* _YOUR TASK_
Rewrite the lines in every record below with each "svg-text" changed to "label" and nothing else altered. Leave the pictures out of your answer.

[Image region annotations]
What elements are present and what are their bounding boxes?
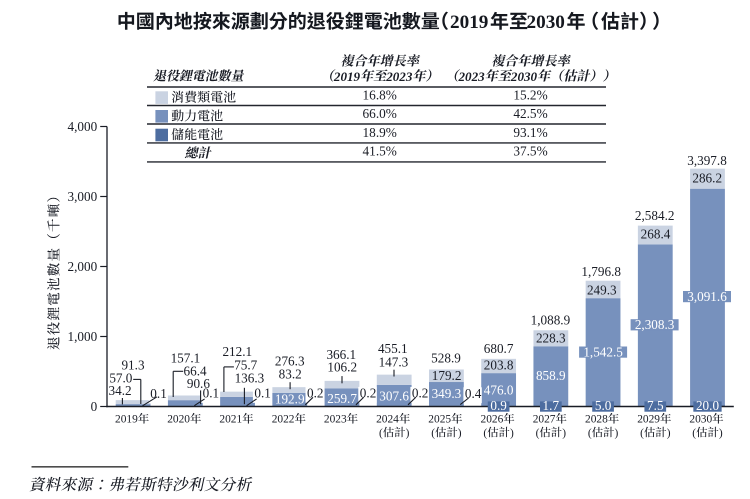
svg-text:528.9: 528.9 xyxy=(431,351,461,366)
svg-text:): ) xyxy=(615,427,619,439)
svg-text:16.8%: 16.8% xyxy=(363,88,397,103)
svg-text:2,584.2: 2,584.2 xyxy=(635,208,675,223)
svg-text:147.3: 147.3 xyxy=(379,355,409,370)
svg-text:34.2: 34.2 xyxy=(109,383,132,398)
svg-text:(: ( xyxy=(483,427,487,439)
svg-text:179.2: 179.2 xyxy=(432,368,462,383)
svg-text:): ) xyxy=(458,427,462,439)
svg-text:106.2: 106.2 xyxy=(327,360,357,375)
svg-text:0.1: 0.1 xyxy=(150,386,166,401)
svg-text:366.1: 366.1 xyxy=(326,347,356,362)
svg-text:15.2%: 15.2% xyxy=(513,88,547,103)
svg-text:2025: 2025 xyxy=(428,414,451,426)
svg-text:858.9: 858.9 xyxy=(536,368,566,383)
svg-text:2023: 2023 xyxy=(385,69,413,84)
svg-text:(: ( xyxy=(640,427,644,439)
svg-text:37.5%: 37.5% xyxy=(513,143,547,158)
svg-text:307.6: 307.6 xyxy=(379,388,409,403)
svg-text:192.9: 192.9 xyxy=(275,391,305,406)
svg-text:7.5: 7.5 xyxy=(647,398,664,413)
svg-text:2021: 2021 xyxy=(219,414,242,426)
svg-text:2019: 2019 xyxy=(333,69,361,84)
svg-text:(: ( xyxy=(588,427,592,439)
svg-text:276.3: 276.3 xyxy=(275,354,305,369)
svg-text:42.5%: 42.5% xyxy=(513,106,547,121)
svg-text:): ) xyxy=(667,427,671,439)
svg-text:(: ( xyxy=(692,427,696,439)
svg-text:): ) xyxy=(510,427,514,439)
svg-text:0.9: 0.9 xyxy=(490,398,507,413)
svg-text:2023: 2023 xyxy=(324,414,347,426)
svg-text:): ) xyxy=(406,427,410,439)
svg-text:476.0: 476.0 xyxy=(484,382,514,397)
svg-text:91.3: 91.3 xyxy=(121,357,144,372)
svg-text:2,308.3: 2,308.3 xyxy=(635,317,675,332)
svg-text:157.1: 157.1 xyxy=(171,351,201,366)
svg-text:0: 0 xyxy=(91,399,98,414)
svg-text:0.4: 0.4 xyxy=(465,386,482,401)
svg-text:20.0: 20.0 xyxy=(696,398,719,413)
svg-text:136.3: 136.3 xyxy=(235,371,265,386)
svg-text:2030: 2030 xyxy=(527,12,565,33)
svg-text:18.9%: 18.9% xyxy=(363,125,397,140)
svg-text:2,000: 2,000 xyxy=(68,259,98,274)
svg-text:0.2: 0.2 xyxy=(412,386,428,401)
svg-text:2020: 2020 xyxy=(167,414,190,426)
svg-text:2026: 2026 xyxy=(481,414,504,426)
svg-text:455.1: 455.1 xyxy=(378,341,408,356)
svg-text:0.2: 0.2 xyxy=(360,386,376,401)
svg-text:1.7: 1.7 xyxy=(543,398,560,413)
svg-text:2024: 2024 xyxy=(376,414,399,426)
svg-text:3,397.8: 3,397.8 xyxy=(687,153,727,168)
svg-text:1,088.9: 1,088.9 xyxy=(531,312,571,327)
svg-text:0.1: 0.1 xyxy=(254,386,270,401)
svg-text:2028: 2028 xyxy=(585,414,608,426)
svg-text:2027: 2027 xyxy=(533,414,556,426)
svg-text:0.2: 0.2 xyxy=(307,386,323,401)
svg-text:(: ( xyxy=(431,427,435,439)
svg-text:2019: 2019 xyxy=(450,12,488,33)
svg-text:): ) xyxy=(562,427,566,439)
svg-text:2030: 2030 xyxy=(510,69,538,84)
svg-text:90.6: 90.6 xyxy=(187,376,210,391)
svg-text:66.4: 66.4 xyxy=(184,364,207,379)
svg-text:249.3: 249.3 xyxy=(587,282,617,297)
svg-text:2029: 2029 xyxy=(637,414,660,426)
svg-text:(: ( xyxy=(536,427,540,439)
svg-text:57.0: 57.0 xyxy=(109,370,132,385)
svg-text:75.7: 75.7 xyxy=(234,357,257,372)
svg-text:286.2: 286.2 xyxy=(692,171,722,186)
svg-text:1,000: 1,000 xyxy=(68,329,98,344)
svg-text:83.2: 83.2 xyxy=(279,366,302,381)
svg-text:203.8: 203.8 xyxy=(484,357,514,372)
svg-text:349.3: 349.3 xyxy=(432,386,462,401)
svg-text:228.3: 228.3 xyxy=(536,330,566,345)
svg-text:2022: 2022 xyxy=(272,414,295,426)
svg-text:41.5%: 41.5% xyxy=(363,143,397,158)
svg-text:4,000: 4,000 xyxy=(68,119,98,134)
svg-text:1,796.8: 1,796.8 xyxy=(581,264,621,279)
svg-text:(: ( xyxy=(379,427,383,439)
svg-text:66.0%: 66.0% xyxy=(363,106,397,121)
svg-text:93.1%: 93.1% xyxy=(513,125,547,140)
svg-text:1,542.5: 1,542.5 xyxy=(583,344,623,359)
svg-text:212.1: 212.1 xyxy=(222,344,252,359)
svg-text:268.4: 268.4 xyxy=(641,226,671,241)
svg-text:5.0: 5.0 xyxy=(595,398,612,413)
svg-text:2019: 2019 xyxy=(115,414,138,426)
svg-text:259.7: 259.7 xyxy=(327,391,357,406)
svg-text:3,091.6: 3,091.6 xyxy=(687,289,727,304)
svg-text:3,000: 3,000 xyxy=(68,189,98,204)
svg-text:680.7: 680.7 xyxy=(484,341,514,356)
svg-text:0.1: 0.1 xyxy=(203,386,219,401)
svg-text:2023: 2023 xyxy=(458,69,486,84)
svg-text:2030: 2030 xyxy=(689,414,712,426)
svg-text:): ) xyxy=(719,427,723,439)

* _SOLUTION TO THE EXERCISE_
What elements are present and what are their bounding boxes?
label:528.9: 528.9 xyxy=(431,351,461,366)
label:): ) xyxy=(615,427,619,439)
label:16.8%: 16.8% xyxy=(363,88,397,103)
label:2,584.2: 2,584.2 xyxy=(635,208,675,223)
label:147.3: 147.3 xyxy=(379,355,409,370)
label:34.2: 34.2 xyxy=(109,383,132,398)
label:(: ( xyxy=(483,427,487,439)
label:179.2: 179.2 xyxy=(432,368,462,383)
label:): ) xyxy=(458,427,462,439)
label:106.2: 106.2 xyxy=(327,360,357,375)
label:0.1: 0.1 xyxy=(150,386,166,401)
label:366.1: 366.1 xyxy=(326,347,356,362)
label:15.2%: 15.2% xyxy=(513,88,547,103)
label:2025: 2025 xyxy=(428,414,451,426)
label:858.9: 858.9 xyxy=(536,368,566,383)
label:2023: 2023 xyxy=(385,69,413,84)
label:(: ( xyxy=(640,427,644,439)
label:37.5%: 37.5% xyxy=(513,143,547,158)
label:307.6: 307.6 xyxy=(379,388,409,403)
label:192.9: 192.9 xyxy=(275,391,305,406)
label:7.5: 7.5 xyxy=(647,398,664,413)
label:2021: 2021 xyxy=(219,414,242,426)
label:2019: 2019 xyxy=(333,69,361,84)
label:(: ( xyxy=(588,427,592,439)
label:276.3: 276.3 xyxy=(275,354,305,369)
label:42.5%: 42.5% xyxy=(513,106,547,121)
label:): ) xyxy=(667,427,671,439)
label:(: ( xyxy=(692,427,696,439)
label:): ) xyxy=(510,427,514,439)
label:0.9: 0.9 xyxy=(490,398,507,413)
label:2023: 2023 xyxy=(324,414,347,426)
label:): ) xyxy=(406,427,410,439)
label:476.0: 476.0 xyxy=(484,382,514,397)
label:91.3: 91.3 xyxy=(121,357,144,372)
label:2,308.3: 2,308.3 xyxy=(635,317,675,332)
label:157.1: 157.1 xyxy=(171,351,201,366)
label:0: 0 xyxy=(91,399,98,414)
label:0.4: 0.4 xyxy=(465,386,482,401)
label:20.0: 20.0 xyxy=(696,398,719,413)
label:136.3: 136.3 xyxy=(235,371,265,386)
label:2030: 2030 xyxy=(527,12,565,33)
label:18.9%: 18.9% xyxy=(363,125,397,140)
label:2,000: 2,000 xyxy=(68,259,98,274)
label:0.2: 0.2 xyxy=(412,386,428,401)
label:2020: 2020 xyxy=(167,414,190,426)
label:2026: 2026 xyxy=(481,414,504,426)
label:455.1: 455.1 xyxy=(378,341,408,356)
label:0.2: 0.2 xyxy=(360,386,376,401)
label:1.7: 1.7 xyxy=(543,398,560,413)
label:2024: 2024 xyxy=(376,414,399,426)
label:3,397.8: 3,397.8 xyxy=(687,153,727,168)
label:1,088.9: 1,088.9 xyxy=(531,312,571,327)
label:0.1: 0.1 xyxy=(254,386,270,401)
label:2028: 2028 xyxy=(585,414,608,426)
label:2027: 2027 xyxy=(533,414,556,426)
label:0.2: 0.2 xyxy=(307,386,323,401)
label:(: ( xyxy=(431,427,435,439)
label:2019: 2019 xyxy=(450,12,488,33)
label:): ) xyxy=(562,427,566,439)
label:2030: 2030 xyxy=(510,69,538,84)
label:90.6: 90.6 xyxy=(187,376,210,391)
label:66.4: 66.4 xyxy=(184,364,207,379)
label:249.3: 249.3 xyxy=(587,282,617,297)
label:2029: 2029 xyxy=(637,414,660,426)
label:(: ( xyxy=(536,427,540,439)
label:57.0: 57.0 xyxy=(109,370,132,385)
label:75.7: 75.7 xyxy=(234,357,257,372)
label:286.2: 286.2 xyxy=(692,171,722,186)
label:1,000: 1,000 xyxy=(68,329,98,344)
label:83.2: 83.2 xyxy=(279,366,302,381)
label:203.8: 203.8 xyxy=(484,357,514,372)
label:349.3: 349.3 xyxy=(432,386,462,401)
label:228.3: 228.3 xyxy=(536,330,566,345)
label:2022: 2022 xyxy=(272,414,295,426)
label:41.5%: 41.5% xyxy=(363,143,397,158)
label:4,000: 4,000 xyxy=(68,119,98,134)
label:1,796.8: 1,796.8 xyxy=(581,264,621,279)
label:(: ( xyxy=(379,427,383,439)
label:66.0%: 66.0% xyxy=(363,106,397,121)
label:93.1%: 93.1% xyxy=(513,125,547,140)
label:1,542.5: 1,542.5 xyxy=(583,344,623,359)
label:212.1: 212.1 xyxy=(222,344,252,359)
label:268.4: 268.4 xyxy=(641,226,671,241)
label:5.0: 5.0 xyxy=(595,398,612,413)
label:2019: 2019 xyxy=(115,414,138,426)
label:259.7: 259.7 xyxy=(327,391,357,406)
label:3,091.6: 3,091.6 xyxy=(687,289,727,304)
label:3,000: 3,000 xyxy=(68,189,98,204)
label:680.7: 680.7 xyxy=(484,341,514,356)
label:0.1: 0.1 xyxy=(203,386,219,401)
label:2023: 2023 xyxy=(458,69,486,84)
label:2030: 2030 xyxy=(689,414,712,426)
label:): ) xyxy=(719,427,723,439)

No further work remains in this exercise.